§ Text provided:

** start **

We briefly mention an alternative reduction that can be used to establish the above undecidability result. Not all undecidability proofs are equivalent, as each proof may offer different insights into the kind of approximations and simplifications that can be used to tackle an undecidable problem. It is known that it is undecidable if the languages defined by two arbitrary context-free grammars have a nonempty intersection [Hopcroft and Ullman 1979, Theorem 8.10]. Given a context-free grammar [G.sub.1], the grammar can be encoded as a process as follows: represent each terminal of the grammar by an entry; represent each nonterminal of the grammar by a procedure consisting of a multiway conditional statement consisting of a branch for every production of that nonterminal. The branch encodes the right-hand side of the corresponding production, encoding the occurrence of a terminal by an invocation of the corresponding entry, and encoding the occurrence of a nonterminal by a call to the corresponding procedure. Execution of any (context-sensitive) path from the start vertex to the exit vertex of a procedure results in a sequence of entry invocations that "belongs" to the language defined by the nonterminal corresponding to the procedure. Conversely, for any string in the language defined by the nonterminal, there exists a (context-sensitive) path from the start vertex to the exit vertex of the procedure whose execution results in the corresponding sequence of entry invocations. Thus, the "entry invocations" performed by the procedures of the above process correspond to the languages defined by the nonterminals of [G.sub.1]. Dually, one can encode a context-free grammar [G.sub.2] by a system of procedures that perform a sequence of "entry acceptances" corresponding to the languages defined by the nonterminals of [G.sub.2]. Thus, it is straightforward to define a program consisting of two processes that will terminate successfully if and only if the languages defined by the two given context-free grammars have a nonempty intersection.

4. DISCUSSION

It is well known that "precise static program analysis" is impossible (e.g., through connections to the halting problem). The result established in this article, however, says more than that, and we briefly elaborate on this issue here.

All static program analysis algorithms combat undecidability by working with a nonstandard semantics of programs, which serves as an abstraction or approximation of the standard semantics of programs [Kildall 1973; Cousot and Cousot 1977]. Given a nonstandard semantics, one can talk of the most precise analysis with respect to that semantics, referred to as the collecting interpretation with respect to the nonstandard semantic, or the meet-over-all-paths solution [Kildall 1973]. (We are being somewhat loose with our terminology here for the sake of brevity.) One question that arises in designing static analysis algorithms is what kind of approximations one must make in the nonstandard semantics to guarantee that the most precise analysis with respect to that semantics is computable.

** end **

§ Given material:
** start **

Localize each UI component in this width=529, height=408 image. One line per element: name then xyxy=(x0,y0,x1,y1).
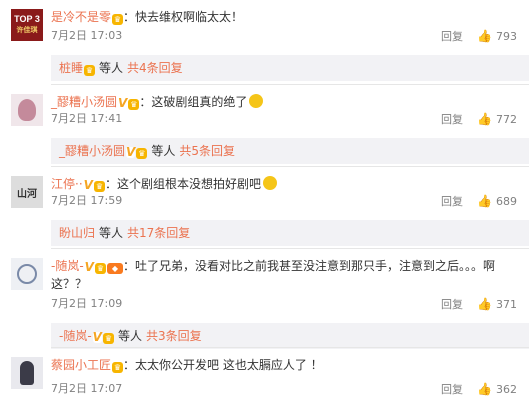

** end **

§ Objectives:
A – In the passage on undecidability in program analysis, what two names are given for the most precise analysis with respect to a nonstandard semantics?
B – List every distinct work cited in the passage on undecidability in program analysis, giving the authors and year of each.
The listing plays no part in what is asked here.

§ The results:
A – The collecting interpretation with respect to that semantics, and the meet-over-all-paths solution.

B –
- Hopcroft and Ullman 1979
- Kildall 1973
- Cousot and Cousot 1977